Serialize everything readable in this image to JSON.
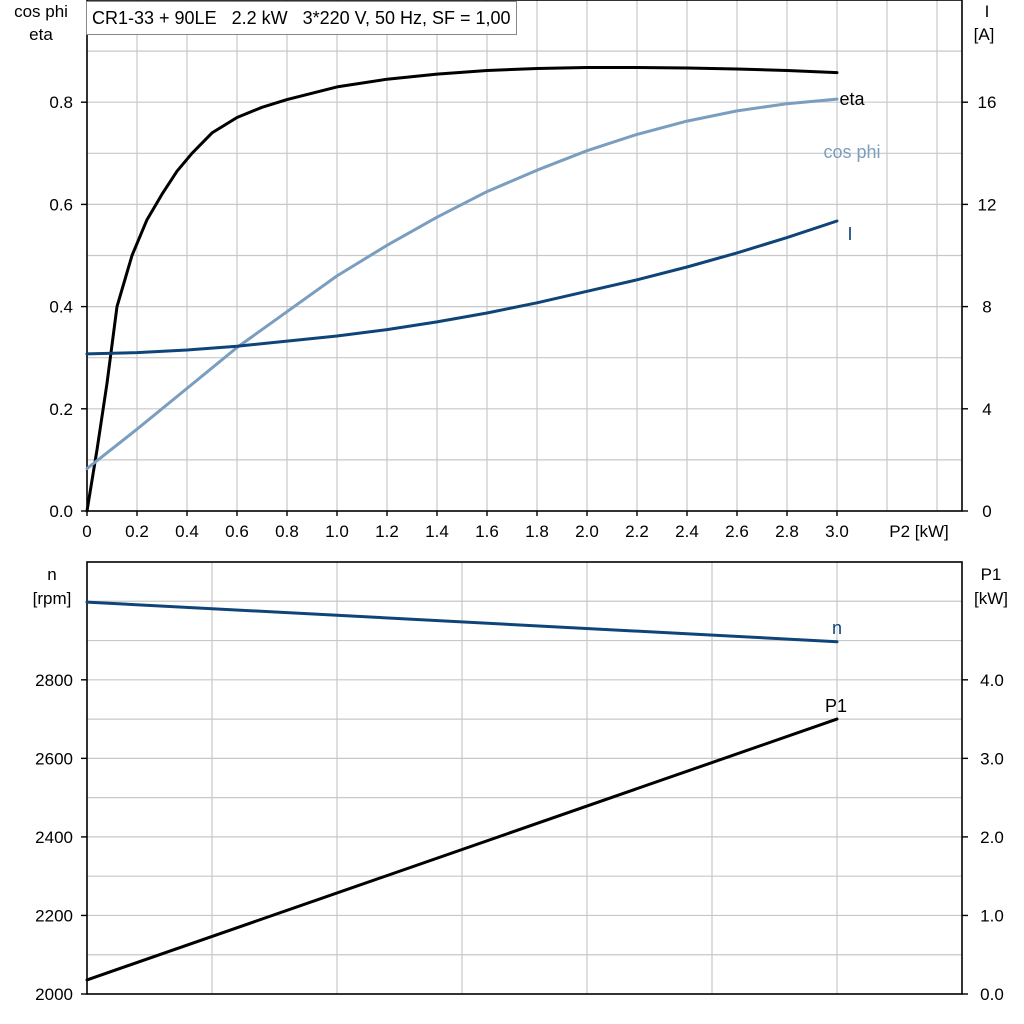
{
  "title": "CR1-33 + 90LE   2.2 kW   3*220 V, 50 Hz, SF = 1,00",
  "colors": {
    "eta": "#000000",
    "cosphi": "#7a9ebf",
    "I": "#0f4478",
    "n": "#0f4478",
    "P1": "#000000"
  },
  "top_chart": {
    "left_axis_title": [
      "cos phi",
      "eta"
    ],
    "right_axis_title": [
      "I",
      "[A]"
    ],
    "x_axis_label": "P2 [kW]",
    "x_ticks": [
      "0",
      "0.2",
      "0.4",
      "0.6",
      "0.8",
      "1.0",
      "1.2",
      "1.4",
      "1.6",
      "1.8",
      "2.0",
      "2.2",
      "2.4",
      "2.6",
      "2.8",
      "3.0"
    ],
    "left_ticks": [
      "0.0",
      "0.2",
      "0.4",
      "0.6",
      "0.8"
    ],
    "right_ticks": [
      "0",
      "4",
      "8",
      "12",
      "16"
    ]
  },
  "bottom_chart": {
    "left_axis_title": [
      "n",
      "[rpm]"
    ],
    "right_axis_title": [
      "P1",
      "[kW]"
    ],
    "left_ticks": [
      "2000",
      "2200",
      "2400",
      "2600",
      "2800"
    ],
    "right_ticks": [
      "0.0",
      "1.0",
      "2.0",
      "3.0",
      "4.0"
    ]
  },
  "chart_data": [
    {
      "type": "line",
      "title": "CR1-33 + 90LE   2.2 kW   3*220 V, 50 Hz, SF = 1,00",
      "xlabel": "P2 [kW]",
      "ylabel": "cos phi / eta",
      "y2label": "I [A]",
      "xlim": [
        0,
        3.5
      ],
      "ylim": [
        0,
        1.0
      ],
      "y2lim": [
        0,
        20
      ],
      "grid": true,
      "series": [
        {
          "name": "eta",
          "axis": "left",
          "label_at": "end",
          "x": [
            0,
            0.04,
            0.08,
            0.12,
            0.18,
            0.24,
            0.3,
            0.36,
            0.42,
            0.5,
            0.6,
            0.7,
            0.8,
            1.0,
            1.2,
            1.4,
            1.6,
            1.8,
            2.0,
            2.2,
            2.4,
            2.6,
            2.8,
            3.0
          ],
          "values": [
            0.0,
            0.12,
            0.25,
            0.4,
            0.5,
            0.57,
            0.62,
            0.665,
            0.7,
            0.74,
            0.77,
            0.79,
            0.805,
            0.83,
            0.845,
            0.855,
            0.862,
            0.866,
            0.868,
            0.868,
            0.867,
            0.865,
            0.862,
            0.858
          ]
        },
        {
          "name": "cos phi",
          "axis": "left",
          "label_at": "end",
          "x": [
            0,
            0.2,
            0.4,
            0.6,
            0.8,
            1.0,
            1.2,
            1.4,
            1.6,
            1.8,
            2.0,
            2.2,
            2.4,
            2.6,
            2.8,
            3.0
          ],
          "values": [
            0.083,
            0.16,
            0.24,
            0.32,
            0.39,
            0.46,
            0.52,
            0.575,
            0.625,
            0.667,
            0.705,
            0.737,
            0.763,
            0.783,
            0.797,
            0.806
          ]
        },
        {
          "name": "I",
          "axis": "right",
          "label_at": "end",
          "x": [
            0,
            0.2,
            0.4,
            0.6,
            0.8,
            1.0,
            1.2,
            1.4,
            1.6,
            1.8,
            2.0,
            2.2,
            2.4,
            2.6,
            2.8,
            3.0
          ],
          "values": [
            6.15,
            6.2,
            6.3,
            6.45,
            6.65,
            6.85,
            7.1,
            7.4,
            7.75,
            8.15,
            8.6,
            9.05,
            9.55,
            10.1,
            10.7,
            11.35
          ]
        }
      ]
    },
    {
      "type": "line",
      "ylabel": "n [rpm]",
      "y2label": "P1 [kW]",
      "xlim": [
        0,
        3.5
      ],
      "ylim": [
        2000,
        3100
      ],
      "y2lim": [
        0,
        5.5
      ],
      "grid": true,
      "series": [
        {
          "name": "n",
          "axis": "left",
          "label_at": "end",
          "x": [
            0,
            3.0
          ],
          "values": [
            2998,
            2897
          ]
        },
        {
          "name": "P1",
          "axis": "right",
          "label_at": "end",
          "x": [
            0,
            3.0
          ],
          "values": [
            0.18,
            3.5
          ]
        }
      ]
    }
  ]
}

### What is being asked
Give the number of lines in the material above that have the word "name" in them, and nothing more.

### Output for this exercise
5